Collected data:
:::
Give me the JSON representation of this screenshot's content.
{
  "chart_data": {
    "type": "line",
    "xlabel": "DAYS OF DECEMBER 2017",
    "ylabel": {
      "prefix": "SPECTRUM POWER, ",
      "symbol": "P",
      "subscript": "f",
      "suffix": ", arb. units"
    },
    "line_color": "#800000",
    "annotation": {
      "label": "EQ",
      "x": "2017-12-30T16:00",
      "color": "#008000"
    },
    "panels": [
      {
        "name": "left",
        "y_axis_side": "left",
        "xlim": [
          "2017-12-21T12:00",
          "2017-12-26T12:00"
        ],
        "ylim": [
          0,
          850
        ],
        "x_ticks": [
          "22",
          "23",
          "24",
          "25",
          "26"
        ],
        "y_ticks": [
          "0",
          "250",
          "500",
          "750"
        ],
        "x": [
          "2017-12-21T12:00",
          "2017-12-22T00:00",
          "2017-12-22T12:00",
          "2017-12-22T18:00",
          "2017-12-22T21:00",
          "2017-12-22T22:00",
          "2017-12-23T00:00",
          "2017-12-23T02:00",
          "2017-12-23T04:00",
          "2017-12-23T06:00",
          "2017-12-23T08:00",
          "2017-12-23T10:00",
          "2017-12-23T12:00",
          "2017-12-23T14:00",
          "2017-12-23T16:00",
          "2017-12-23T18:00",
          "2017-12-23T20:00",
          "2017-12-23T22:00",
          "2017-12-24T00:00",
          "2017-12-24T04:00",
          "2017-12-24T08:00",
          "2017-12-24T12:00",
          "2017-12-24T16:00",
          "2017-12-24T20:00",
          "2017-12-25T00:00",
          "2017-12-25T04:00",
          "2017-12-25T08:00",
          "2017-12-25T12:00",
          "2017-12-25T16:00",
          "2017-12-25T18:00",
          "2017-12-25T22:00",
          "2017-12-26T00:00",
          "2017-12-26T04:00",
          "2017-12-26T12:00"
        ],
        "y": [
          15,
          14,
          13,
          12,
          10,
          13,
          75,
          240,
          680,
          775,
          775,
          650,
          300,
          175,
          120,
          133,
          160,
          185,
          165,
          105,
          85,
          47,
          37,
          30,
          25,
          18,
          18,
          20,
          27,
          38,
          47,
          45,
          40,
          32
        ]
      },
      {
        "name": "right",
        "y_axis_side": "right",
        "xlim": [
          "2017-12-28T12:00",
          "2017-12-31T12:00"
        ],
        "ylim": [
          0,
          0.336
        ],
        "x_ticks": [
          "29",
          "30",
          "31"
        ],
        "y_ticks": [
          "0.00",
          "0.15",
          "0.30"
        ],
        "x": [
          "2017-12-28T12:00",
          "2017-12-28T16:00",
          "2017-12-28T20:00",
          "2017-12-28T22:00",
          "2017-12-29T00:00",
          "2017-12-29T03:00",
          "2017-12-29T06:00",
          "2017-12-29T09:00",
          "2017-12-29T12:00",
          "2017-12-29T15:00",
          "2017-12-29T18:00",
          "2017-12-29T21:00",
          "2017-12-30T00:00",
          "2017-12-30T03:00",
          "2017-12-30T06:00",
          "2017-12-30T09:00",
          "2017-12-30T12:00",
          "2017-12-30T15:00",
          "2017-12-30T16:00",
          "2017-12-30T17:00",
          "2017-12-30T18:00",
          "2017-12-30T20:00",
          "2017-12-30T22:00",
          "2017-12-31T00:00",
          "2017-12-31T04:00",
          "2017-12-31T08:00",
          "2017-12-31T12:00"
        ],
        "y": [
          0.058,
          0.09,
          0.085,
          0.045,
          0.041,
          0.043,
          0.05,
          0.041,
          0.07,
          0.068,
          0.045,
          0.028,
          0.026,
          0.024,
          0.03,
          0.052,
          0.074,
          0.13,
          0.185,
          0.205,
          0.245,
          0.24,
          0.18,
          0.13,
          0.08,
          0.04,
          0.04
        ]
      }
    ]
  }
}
:::
THE REQUEST >> Reproduce the whole listing word for word.

TASK RESULT >>
Give me the JSON representation of this screenshot's content.
{
  "chart_data": {
    "type": "line",
    "xlabel": "DAYS OF DECEMBER 2017",
    "ylabel": {
      "prefix": "SPECTRUM POWER, ",
      "symbol": "P",
      "subscript": "f",
      "suffix": ", arb. units"
    },
    "line_color": "#800000",
    "annotation": {
      "label": "EQ",
      "x": "2017-12-30T16:00",
      "color": "#008000"
    },
    "panels": [
      {
        "name": "left",
        "y_axis_side": "left",
        "xlim": [
          "2017-12-21T12:00",
          "2017-12-26T12:00"
        ],
        "ylim": [
          0,
          850
        ],
        "x_ticks": [
          "22",
          "23",
          "24",
          "25",
          "26"
        ],
        "y_ticks": [
          "0",
          "250",
          "500",
          "750"
        ],
        "x": [
          "2017-12-21T12:00",
          "2017-12-22T00:00",
          "2017-12-22T12:00",
          "2017-12-22T18:00",
          "2017-12-22T21:00",
          "2017-12-22T22:00",
          "2017-12-23T00:00",
          "2017-12-23T02:00",
          "2017-12-23T04:00",
          "2017-12-23T06:00",
          "2017-12-23T08:00",
          "2017-12-23T10:00",
          "2017-12-23T12:00",
          "2017-12-23T14:00",
          "2017-12-23T16:00",
          "2017-12-23T18:00",
          "2017-12-23T20:00",
          "2017-12-23T22:00",
          "2017-12-24T00:00",
          "2017-12-24T04:00",
          "2017-12-24T08:00",
          "2017-12-24T12:00",
          "2017-12-24T16:00",
          "2017-12-24T20:00",
          "2017-12-25T00:00",
          "2017-12-25T04:00",
          "2017-12-25T08:00",
          "2017-12-25T12:00",
          "2017-12-25T16:00",
          "2017-12-25T18:00",
          "2017-12-25T22:00",
          "2017-12-26T00:00",
          "2017-12-26T04:00",
          "2017-12-26T12:00"
        ],
        "y": [
          15,
          14,
          13,
          12,
          10,
          13,
          75,
          240,
          680,
          775,
          775,
          650,
          300,
          175,
          120,
          133,
          160,
          185,
          165,
          105,
          85,
          47,
          37,
          30,
          25,
          18,
          18,
          20,
          27,
          38,
          47,
          45,
          40,
          32
        ]
      },
      {
        "name": "right",
        "y_axis_side": "right",
        "xlim": [
          "2017-12-28T12:00",
          "2017-12-31T12:00"
        ],
        "ylim": [
          0,
          0.336
        ],
        "x_ticks": [
          "29",
          "30",
          "31"
        ],
        "y_ticks": [
          "0.00",
          "0.15",
          "0.30"
        ],
        "x": [
          "2017-12-28T12:00",
          "2017-12-28T16:00",
          "2017-12-28T20:00",
          "2017-12-28T22:00",
          "2017-12-29T00:00",
          "2017-12-29T03:00",
          "2017-12-29T06:00",
          "2017-12-29T09:00",
          "2017-12-29T12:00",
          "2017-12-29T15:00",
          "2017-12-29T18:00",
          "2017-12-29T21:00",
          "2017-12-30T00:00",
          "2017-12-30T03:00",
          "2017-12-30T06:00",
          "2017-12-30T09:00",
          "2017-12-30T12:00",
          "2017-12-30T15:00",
          "2017-12-30T16:00",
          "2017-12-30T17:00",
          "2017-12-30T18:00",
          "2017-12-30T20:00",
          "2017-12-30T22:00",
          "2017-12-31T00:00",
          "2017-12-31T04:00",
          "2017-12-31T08:00",
          "2017-12-31T12:00"
        ],
        "y": [
          0.058,
          0.09,
          0.085,
          0.045,
          0.041,
          0.043,
          0.05,
          0.041,
          0.07,
          0.068,
          0.045,
          0.028,
          0.026,
          0.024,
          0.03,
          0.052,
          0.074,
          0.13,
          0.185,
          0.205,
          0.245,
          0.24,
          0.18,
          0.13,
          0.08,
          0.04,
          0.04
        ]
      }
    ]
  }
}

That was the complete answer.